====== RECORDED DATA ======

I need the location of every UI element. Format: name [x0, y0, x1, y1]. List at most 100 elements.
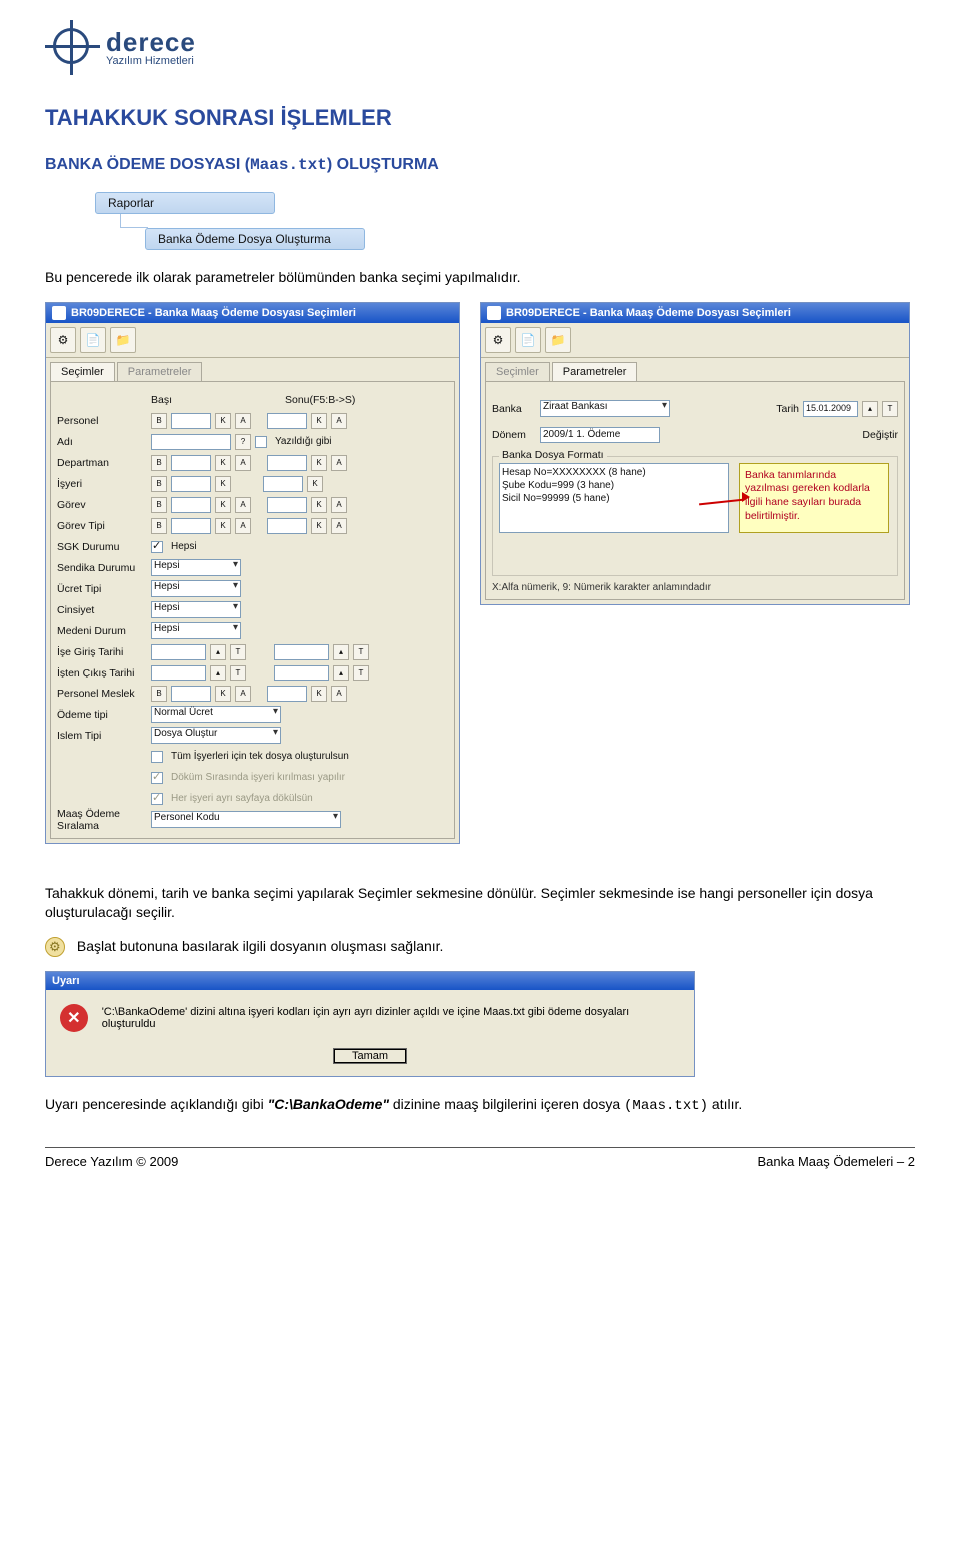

======
====== RECORDED DATA ======

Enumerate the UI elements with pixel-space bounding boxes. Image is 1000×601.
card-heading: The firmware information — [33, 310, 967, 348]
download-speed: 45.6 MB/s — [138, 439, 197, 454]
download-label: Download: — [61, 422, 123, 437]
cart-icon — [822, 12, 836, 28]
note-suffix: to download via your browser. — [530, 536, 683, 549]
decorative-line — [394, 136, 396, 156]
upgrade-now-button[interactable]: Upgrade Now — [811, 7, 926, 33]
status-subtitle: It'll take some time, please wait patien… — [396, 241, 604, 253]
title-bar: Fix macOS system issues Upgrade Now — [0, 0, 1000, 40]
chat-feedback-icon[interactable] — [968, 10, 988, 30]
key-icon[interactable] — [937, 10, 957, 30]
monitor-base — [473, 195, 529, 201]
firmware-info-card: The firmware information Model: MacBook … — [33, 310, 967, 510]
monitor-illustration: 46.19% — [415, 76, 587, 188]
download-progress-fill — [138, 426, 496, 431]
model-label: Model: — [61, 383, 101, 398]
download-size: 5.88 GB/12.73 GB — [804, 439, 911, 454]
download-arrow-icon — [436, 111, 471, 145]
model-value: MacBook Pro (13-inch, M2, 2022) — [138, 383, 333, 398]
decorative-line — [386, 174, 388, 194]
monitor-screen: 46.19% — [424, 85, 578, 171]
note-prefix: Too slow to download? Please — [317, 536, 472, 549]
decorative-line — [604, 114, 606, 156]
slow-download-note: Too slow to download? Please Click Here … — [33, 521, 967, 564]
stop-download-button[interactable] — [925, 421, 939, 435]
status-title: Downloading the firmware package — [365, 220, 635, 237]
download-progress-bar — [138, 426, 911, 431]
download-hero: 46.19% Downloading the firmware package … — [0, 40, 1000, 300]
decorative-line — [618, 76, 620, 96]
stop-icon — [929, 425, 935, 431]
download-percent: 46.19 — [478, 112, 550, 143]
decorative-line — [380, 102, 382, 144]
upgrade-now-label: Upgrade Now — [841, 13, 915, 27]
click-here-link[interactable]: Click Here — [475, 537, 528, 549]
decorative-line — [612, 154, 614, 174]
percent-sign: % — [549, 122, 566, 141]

======

List every row above that contains the word "line", copying each such row in full. Case counts when matching.

decorative-line — [394, 136, 396, 156]
decorative-line — [386, 174, 388, 194]
decorative-line — [604, 114, 606, 156]
decorative-line — [618, 76, 620, 96]
decorative-line — [380, 102, 382, 144]
decorative-line — [612, 154, 614, 174]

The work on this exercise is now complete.